### Data entries
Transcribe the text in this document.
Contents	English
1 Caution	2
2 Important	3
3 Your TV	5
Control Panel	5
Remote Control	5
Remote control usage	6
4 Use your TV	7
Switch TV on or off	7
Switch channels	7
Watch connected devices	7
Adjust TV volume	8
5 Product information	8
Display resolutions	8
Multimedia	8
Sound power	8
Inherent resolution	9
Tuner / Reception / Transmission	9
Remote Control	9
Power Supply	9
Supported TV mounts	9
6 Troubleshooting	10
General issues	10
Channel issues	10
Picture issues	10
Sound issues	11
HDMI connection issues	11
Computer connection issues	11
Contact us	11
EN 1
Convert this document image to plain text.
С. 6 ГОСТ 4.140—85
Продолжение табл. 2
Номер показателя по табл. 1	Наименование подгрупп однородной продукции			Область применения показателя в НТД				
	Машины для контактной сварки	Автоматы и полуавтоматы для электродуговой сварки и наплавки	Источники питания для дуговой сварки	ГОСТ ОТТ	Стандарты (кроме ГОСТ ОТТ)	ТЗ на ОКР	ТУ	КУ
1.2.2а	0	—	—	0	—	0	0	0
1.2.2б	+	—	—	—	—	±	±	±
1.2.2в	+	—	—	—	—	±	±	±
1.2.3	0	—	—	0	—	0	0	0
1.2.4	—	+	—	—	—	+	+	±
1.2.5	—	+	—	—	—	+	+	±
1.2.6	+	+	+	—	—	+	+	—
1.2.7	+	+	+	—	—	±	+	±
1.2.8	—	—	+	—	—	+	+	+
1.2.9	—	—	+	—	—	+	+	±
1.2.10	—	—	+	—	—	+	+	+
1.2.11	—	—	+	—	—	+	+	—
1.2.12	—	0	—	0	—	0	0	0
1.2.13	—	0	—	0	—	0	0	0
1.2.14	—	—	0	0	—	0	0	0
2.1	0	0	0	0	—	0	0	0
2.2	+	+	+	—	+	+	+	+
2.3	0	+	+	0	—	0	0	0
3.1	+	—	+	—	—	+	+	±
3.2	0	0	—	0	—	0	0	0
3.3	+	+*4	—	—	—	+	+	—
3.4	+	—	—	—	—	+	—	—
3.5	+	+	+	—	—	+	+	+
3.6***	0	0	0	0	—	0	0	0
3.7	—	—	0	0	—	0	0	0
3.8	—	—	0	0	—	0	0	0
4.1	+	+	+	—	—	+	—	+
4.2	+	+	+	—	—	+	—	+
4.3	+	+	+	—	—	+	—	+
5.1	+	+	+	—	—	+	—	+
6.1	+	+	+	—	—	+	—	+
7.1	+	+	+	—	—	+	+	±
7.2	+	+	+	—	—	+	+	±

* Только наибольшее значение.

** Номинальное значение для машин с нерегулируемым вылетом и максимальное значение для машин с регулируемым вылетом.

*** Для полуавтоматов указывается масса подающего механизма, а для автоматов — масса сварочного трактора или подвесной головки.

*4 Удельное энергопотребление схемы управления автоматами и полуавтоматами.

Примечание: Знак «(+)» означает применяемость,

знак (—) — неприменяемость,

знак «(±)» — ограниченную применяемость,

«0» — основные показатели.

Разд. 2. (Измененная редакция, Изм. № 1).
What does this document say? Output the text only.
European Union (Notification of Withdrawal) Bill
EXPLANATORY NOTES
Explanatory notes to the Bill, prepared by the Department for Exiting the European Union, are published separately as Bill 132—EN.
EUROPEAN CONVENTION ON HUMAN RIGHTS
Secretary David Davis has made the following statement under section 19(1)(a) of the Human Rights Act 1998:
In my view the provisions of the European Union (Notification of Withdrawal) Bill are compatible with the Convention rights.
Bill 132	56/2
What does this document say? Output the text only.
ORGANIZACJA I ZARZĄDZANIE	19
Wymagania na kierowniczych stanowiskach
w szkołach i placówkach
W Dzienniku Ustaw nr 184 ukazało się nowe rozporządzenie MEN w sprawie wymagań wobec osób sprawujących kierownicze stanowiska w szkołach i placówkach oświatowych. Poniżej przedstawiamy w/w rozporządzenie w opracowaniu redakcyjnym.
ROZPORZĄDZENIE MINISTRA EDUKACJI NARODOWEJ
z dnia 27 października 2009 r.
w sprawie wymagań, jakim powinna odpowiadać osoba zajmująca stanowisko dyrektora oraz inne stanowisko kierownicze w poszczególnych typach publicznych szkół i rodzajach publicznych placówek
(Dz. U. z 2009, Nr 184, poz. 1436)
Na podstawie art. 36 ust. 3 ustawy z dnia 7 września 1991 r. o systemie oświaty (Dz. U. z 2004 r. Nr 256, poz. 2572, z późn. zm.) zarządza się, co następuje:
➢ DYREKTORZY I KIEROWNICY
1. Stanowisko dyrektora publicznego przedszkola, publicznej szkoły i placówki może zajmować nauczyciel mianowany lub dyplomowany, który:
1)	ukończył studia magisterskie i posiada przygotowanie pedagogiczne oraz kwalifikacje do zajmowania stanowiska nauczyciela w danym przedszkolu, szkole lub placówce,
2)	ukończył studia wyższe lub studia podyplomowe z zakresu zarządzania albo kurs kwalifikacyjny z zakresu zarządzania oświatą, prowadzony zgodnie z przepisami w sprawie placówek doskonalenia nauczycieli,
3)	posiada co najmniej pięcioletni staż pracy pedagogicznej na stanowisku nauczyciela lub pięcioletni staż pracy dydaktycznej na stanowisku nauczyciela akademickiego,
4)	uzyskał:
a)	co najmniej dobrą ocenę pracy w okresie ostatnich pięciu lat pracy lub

### What you are asked to do
All lines above containing the string "issues" are to be collected.

### Written solution
General issues	10
Channel issues	10
Picture issues	10
Sound issues	11
HDMI connection issues	11
Computer connection issues	11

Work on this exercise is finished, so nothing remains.